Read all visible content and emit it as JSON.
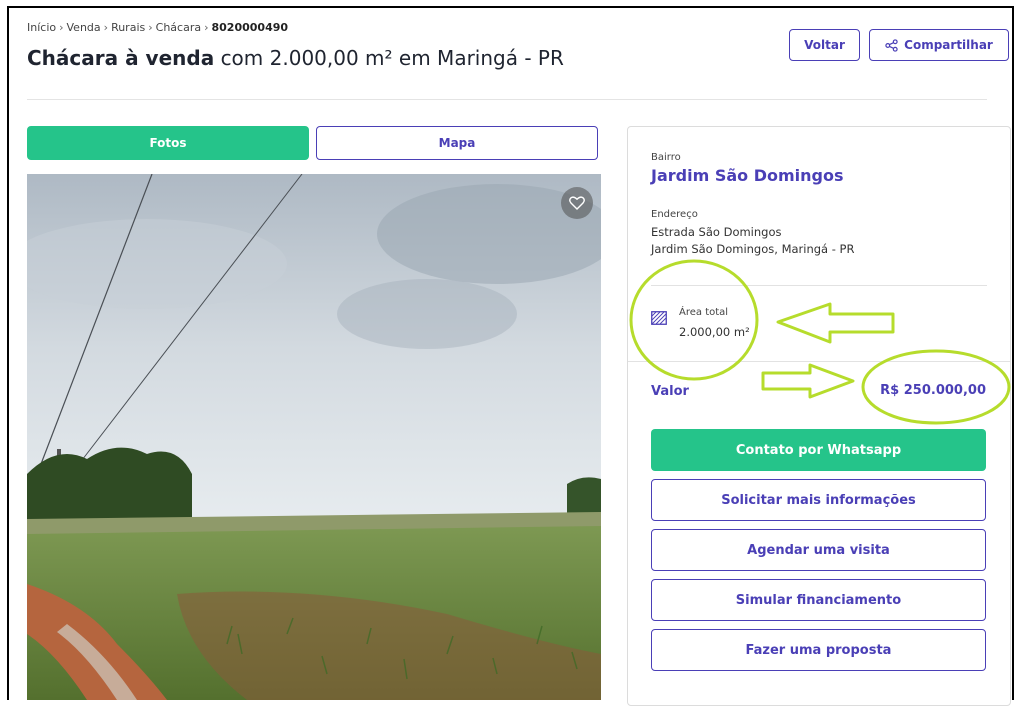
{
  "breadcrumb": {
    "items": [
      "Início",
      "Venda",
      "Rurais",
      "Chácara"
    ],
    "code": "8020000490"
  },
  "title": {
    "bold": "Chácara à venda",
    "rest": "com 2.000,00 m² em Maringá - PR"
  },
  "header_buttons": {
    "back": "Voltar",
    "share": "Compartilhar"
  },
  "tabs": {
    "photos": "Fotos",
    "map": "Mapa"
  },
  "info": {
    "bairro_label": "Bairro",
    "bairro": "Jardim São Domingos",
    "address_label": "Endereço",
    "address_line1": "Estrada São Domingos",
    "address_line2": "Jardim São Domingos, Maringá - PR",
    "area_label": "Área total",
    "area_value": "2.000,00 m²",
    "price_label": "Valor",
    "price": "R$ 250.000,00"
  },
  "actions": {
    "whatsapp": "Contato por Whatsapp",
    "more_info": "Solicitar mais informações",
    "visit": "Agendar uma visita",
    "financing": "Simular financiamento",
    "proposal": "Fazer uma proposta"
  },
  "icons": {
    "favorite": "heart-icon",
    "share": "share-icon",
    "area": "area-icon"
  },
  "colors": {
    "brand": "#4a3fb6",
    "accent": "#25c48a",
    "annotation": "#b6dc2c"
  }
}
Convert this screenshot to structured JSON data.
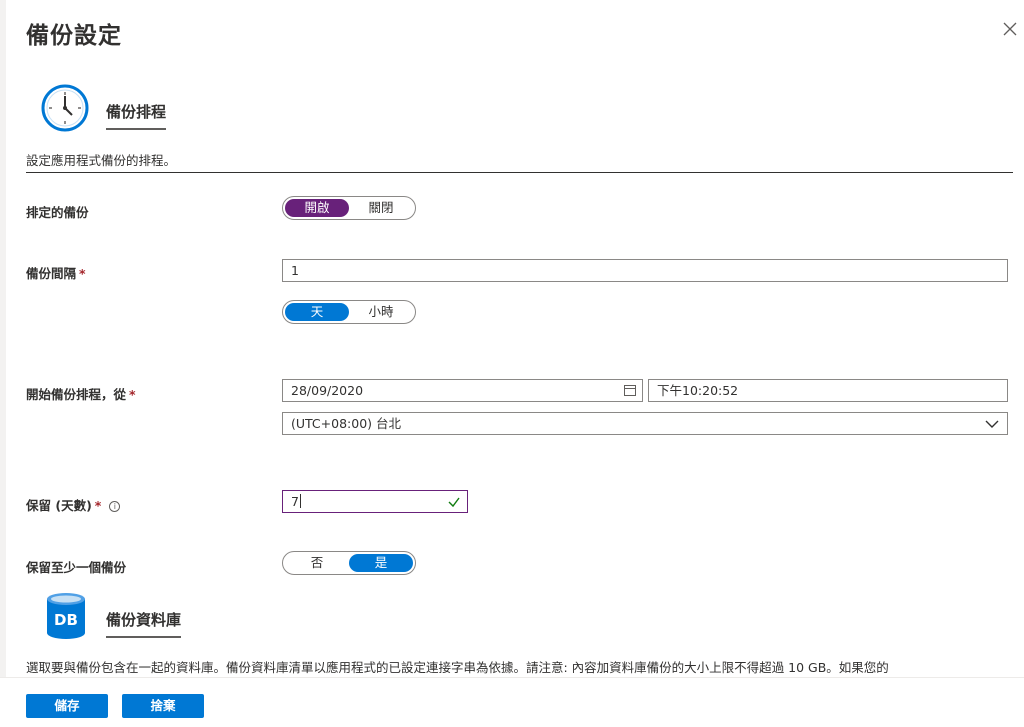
{
  "panel": {
    "title": "備份設定",
    "close_icon": "close-icon"
  },
  "schedule_section": {
    "icon": "clock-icon",
    "title": "備份排程",
    "description": "設定應用程式備份的排程。"
  },
  "scheduled_backup": {
    "label": "排定的備份",
    "options": [
      "開啟",
      "關閉"
    ],
    "selected": "開啟"
  },
  "backup_interval": {
    "label": "備份間隔",
    "required_mark": "*",
    "value": "1",
    "units": [
      "天",
      "小時"
    ],
    "selected_unit": "天"
  },
  "start_schedule": {
    "label": "開始備份排程，從",
    "required_mark": "*",
    "date": "28/09/2020",
    "time": "下午10:20:52",
    "timezone": "(UTC+08:00) 台北"
  },
  "retention": {
    "label": "保留 (天數)",
    "required_mark": "*",
    "info_icon": "i",
    "value": "7"
  },
  "keep_one": {
    "label": "保留至少一個備份",
    "options": [
      "否",
      "是"
    ],
    "selected": "是"
  },
  "database_section": {
    "icon": "database-icon",
    "icon_text": "DB",
    "title": "備份資料庫",
    "description": "選取要與備份包含在一起的資料庫。備份資料庫清單以應用程式的已設定連接字串為依據。請注意: 內容加資料庫備份的大小上限不得超過 10 GB。如果您的"
  },
  "footer": {
    "save_label": "儲存",
    "discard_label": "捨棄"
  },
  "colors": {
    "accent_purple": "#68217a",
    "accent_blue": "#0078d4",
    "required_red": "#a4262c"
  }
}
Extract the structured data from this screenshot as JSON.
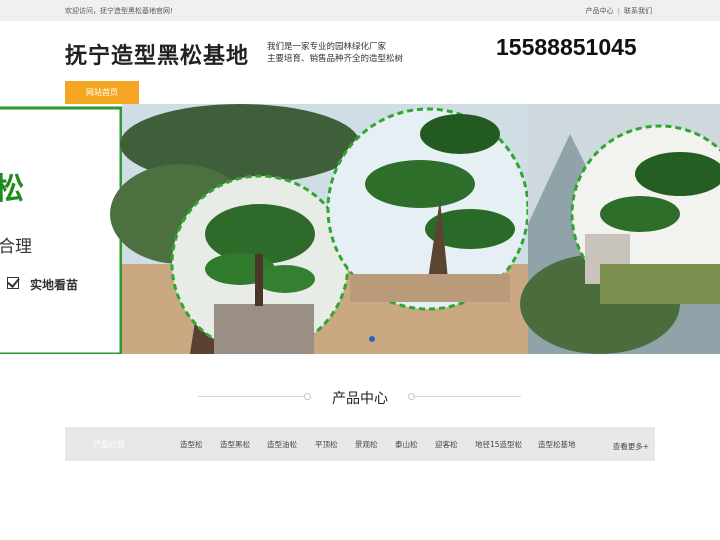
{
  "topbar": {
    "welcome": "欢迎访问，抚宁造型黑松基地官网!",
    "link_products": "产品中心",
    "link_contact": "联系我们"
  },
  "header": {
    "site_title": "抚宁造型黑松基地",
    "slogan_line1": "我们是一家专业的园林绿化厂家",
    "slogan_line2": "主要培育、销售品种齐全的造型松树",
    "phone": "15588851045"
  },
  "nav": {
    "home": "网站首页"
  },
  "banner": {
    "text_large": "松",
    "text_mid": "合理",
    "text_check": "实地看苗"
  },
  "products": {
    "heading": "产品中心",
    "category_title": "产品栏目",
    "categories": [
      "造型松",
      "造型黑松",
      "造型油松",
      "平顶松",
      "景观松",
      "泰山松",
      "迎客松",
      "地径15造型松",
      "造型松基地"
    ],
    "more": "查看更多+"
  },
  "colors": {
    "accent_orange": "#f5a623",
    "brand_green": "#1f8a1f"
  }
}
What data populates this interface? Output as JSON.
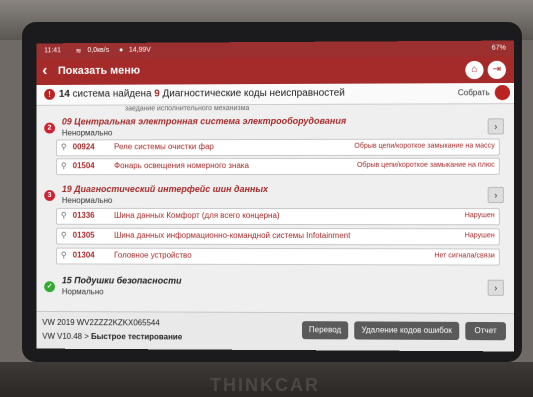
{
  "status_bar": {
    "time": "11:41",
    "net_speed": "0,0кв/s",
    "voltage": "14,99V",
    "battery": "67%"
  },
  "header": {
    "title": "Показать меню"
  },
  "summary": {
    "prefix": "14",
    "text1": "система найдена",
    "count": "9",
    "text2": "Диагностические коды неисправностей",
    "collect_label": "Собрать"
  },
  "cutoff_text": "заедание исполнительного механизма",
  "systems": [
    {
      "num": "2",
      "name": "09 Центральная электронная система электрооборудования",
      "status": "Ненормально",
      "dtcs": [
        {
          "code": "00924",
          "desc": "Реле системы очистки фар",
          "state": "Обрыв цепи/короткое замыкание на массу"
        },
        {
          "code": "01504",
          "desc": "Фонарь освещения номерного знака",
          "state": "Обрыв цепи/короткое замыкание на плюс"
        }
      ]
    },
    {
      "num": "3",
      "name": "19 Диагностический интерфейс шин данных",
      "status": "Ненормально",
      "dtcs": [
        {
          "code": "01336",
          "desc": "Шина данных Комфорт (для всего концерна)",
          "state": "Нарушен"
        },
        {
          "code": "01305",
          "desc": "Шина данных информационно-командной системы Infotainment",
          "state": "Нарушен"
        },
        {
          "code": "01304",
          "desc": "Головное устройство",
          "state": "Нет сигнала/связи"
        }
      ]
    },
    {
      "num": "✓",
      "name": "15 Подушки безопасности",
      "status": "Нормально",
      "dtcs": []
    }
  ],
  "footer": {
    "vin_line": "VW  2019  WV2ZZZ2KZKX065544",
    "version_prefix": "VW V10.48 >",
    "version_mode": "Быстрое тестирование",
    "buttons": {
      "translate": "Перевод",
      "clear_codes": "Удаление кодов ошибок",
      "report": "Отчет"
    }
  },
  "brand": "THINKCAR",
  "colors": {
    "header": "#a52a2a",
    "error_text": "#a52a2a",
    "ok_icon": "#33aa33"
  }
}
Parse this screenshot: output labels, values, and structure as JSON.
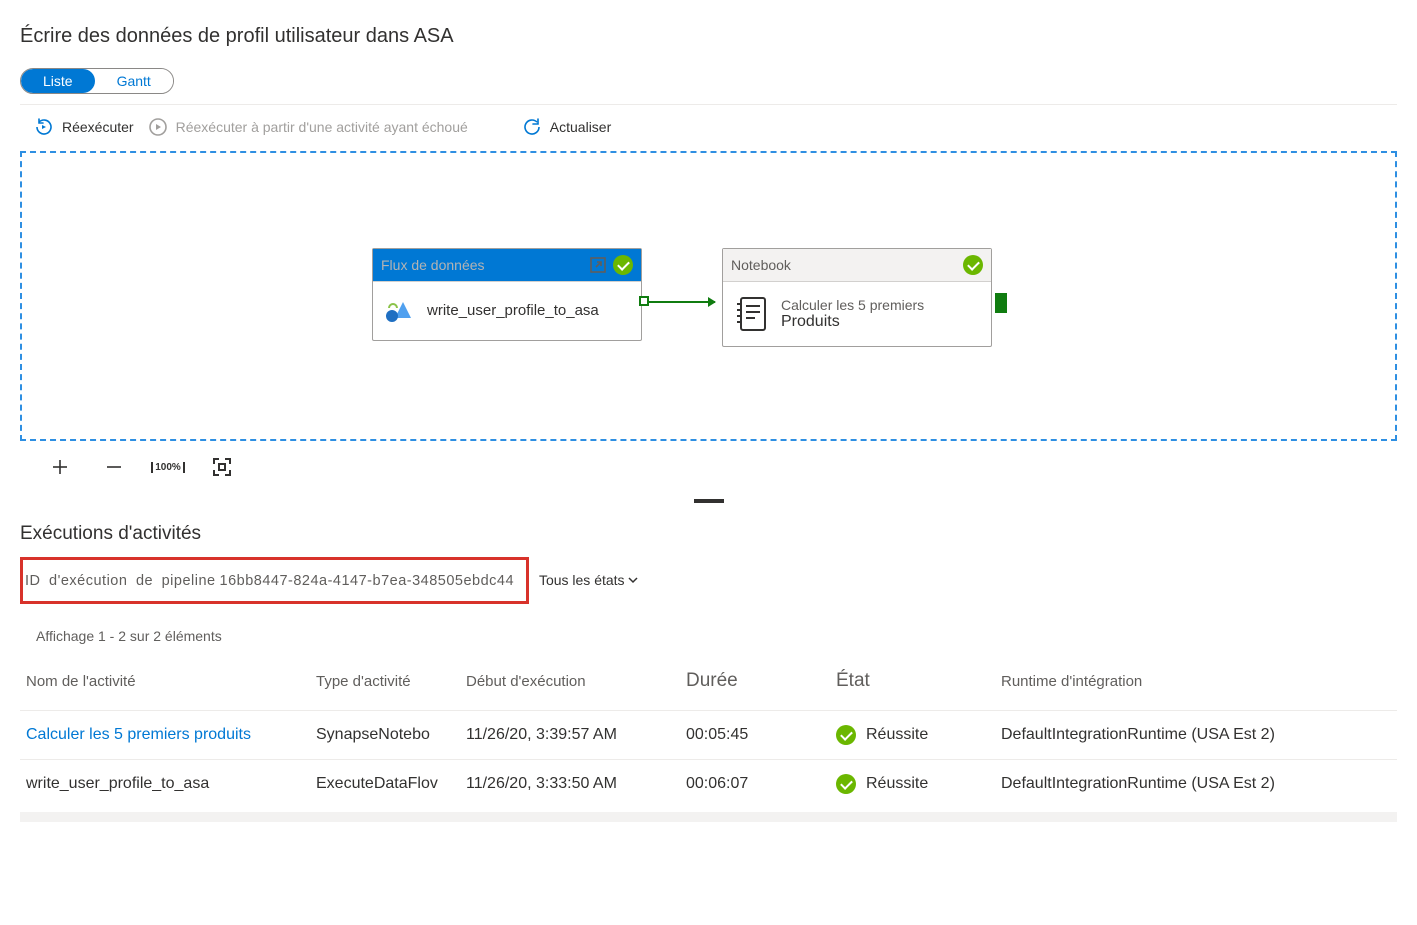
{
  "page_title": "Écrire des données de profil utilisateur dans ASA",
  "view_toggle": {
    "list": "Liste",
    "gantt": "Gantt"
  },
  "toolbar": {
    "rerun": "Réexécuter",
    "rerun_failed": "Réexécuter à partir d'une activité ayant échoué",
    "refresh": "Actualiser"
  },
  "activities": {
    "dataflow": {
      "type": "Flux de données",
      "name": "write_user_profile_to_asa"
    },
    "notebook": {
      "type": "Notebook",
      "sub": "Calculer les 5 premiers",
      "title": "Produits"
    }
  },
  "zoom_label": "100%",
  "section_title": "Exécutions d'activités",
  "run_id_label": "ID d'exécution de pipeline",
  "run_id_value": "16bb8447-824a-4147-b7ea-348505ebdc44",
  "states_filter": "Tous les états",
  "paging": "Affichage 1 -    2 sur 2 éléments",
  "table": {
    "headers": {
      "name": "Nom de l'activité",
      "type": "Type d'activité",
      "start": "Début d'exécution",
      "duration": "Durée",
      "status": "État",
      "runtime": "Runtime d'intégration"
    },
    "rows": [
      {
        "name": "Calculer les 5 premiers produits",
        "type": "SynapseNotebo",
        "start": "11/26/20, 3:39:57 AM",
        "duration": "00:05:45",
        "status": "Réussite",
        "runtime": "DefaultIntegrationRuntime (USA Est 2)"
      },
      {
        "name": "write_user_profile_to_asa",
        "type": "ExecuteDataFlov",
        "start": "11/26/20, 3:33:50 AM",
        "duration": "00:06:07",
        "status": "Réussite",
        "runtime": "DefaultIntegrationRuntime (USA Est 2)"
      }
    ]
  }
}
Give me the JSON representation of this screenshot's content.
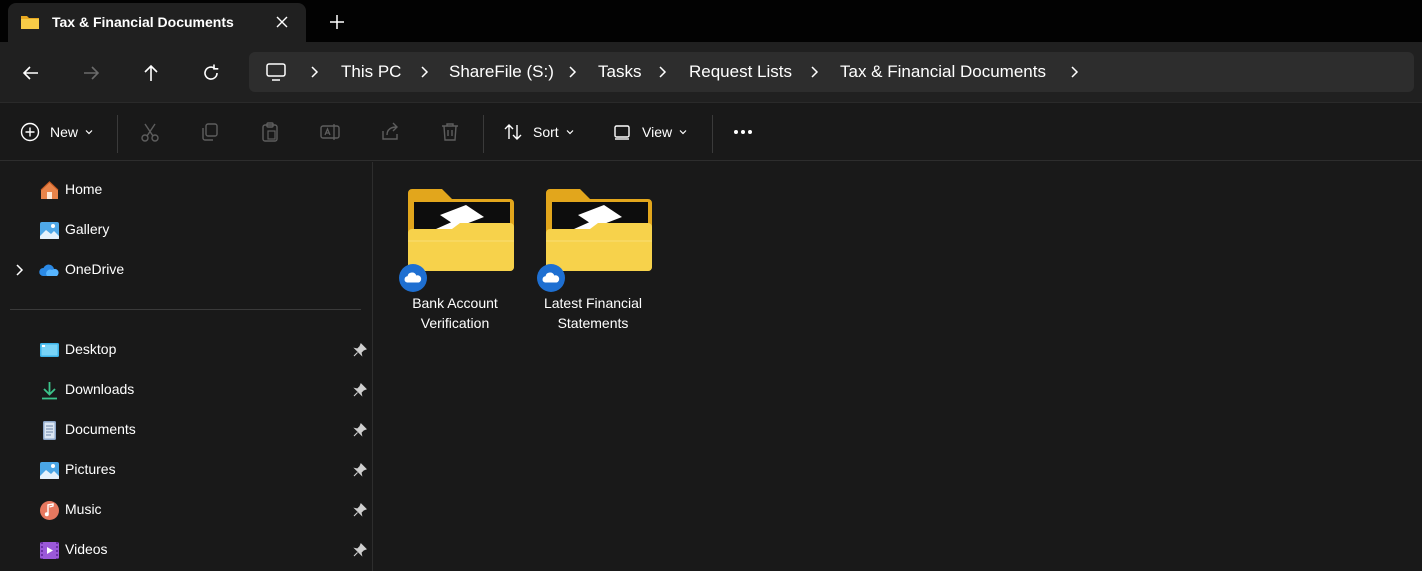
{
  "tab": {
    "title": "Tax & Financial Documents"
  },
  "address": {
    "crumbs": [
      "This PC",
      "ShareFile (S:)",
      "Tasks",
      "Request Lists",
      "Tax & Financial Documents"
    ]
  },
  "commands": {
    "new_label": "New",
    "sort_label": "Sort",
    "view_label": "View"
  },
  "sidebar": {
    "items": [
      {
        "label": "Home",
        "icon": "home-icon"
      },
      {
        "label": "Gallery",
        "icon": "gallery-icon"
      },
      {
        "label": "OneDrive",
        "icon": "onedrive-icon"
      },
      {
        "label": "Desktop",
        "icon": "desktop-icon",
        "pinned": true
      },
      {
        "label": "Downloads",
        "icon": "downloads-icon",
        "pinned": true
      },
      {
        "label": "Documents",
        "icon": "documents-icon",
        "pinned": true
      },
      {
        "label": "Pictures",
        "icon": "pictures-icon",
        "pinned": true
      },
      {
        "label": "Music",
        "icon": "music-icon",
        "pinned": true
      },
      {
        "label": "Videos",
        "icon": "videos-icon",
        "pinned": true
      }
    ]
  },
  "folders": [
    {
      "line1": "Bank Account",
      "line2": "Verification",
      "status": "cloud-icon"
    },
    {
      "line1": "Latest Financial",
      "line2": "Statements",
      "status": "cloud-icon"
    }
  ],
  "colors": {
    "folder": "#f2c230",
    "cloud_badge": "#1e6fd1",
    "background": "#191919"
  }
}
▬▬▬▬▬▬
Objective: Within the data above, pick out all lines holding the word "content".

Solution to this task:
Read all visible content and emit it as JSON.
Give me the JSON representation of this screenshot's content.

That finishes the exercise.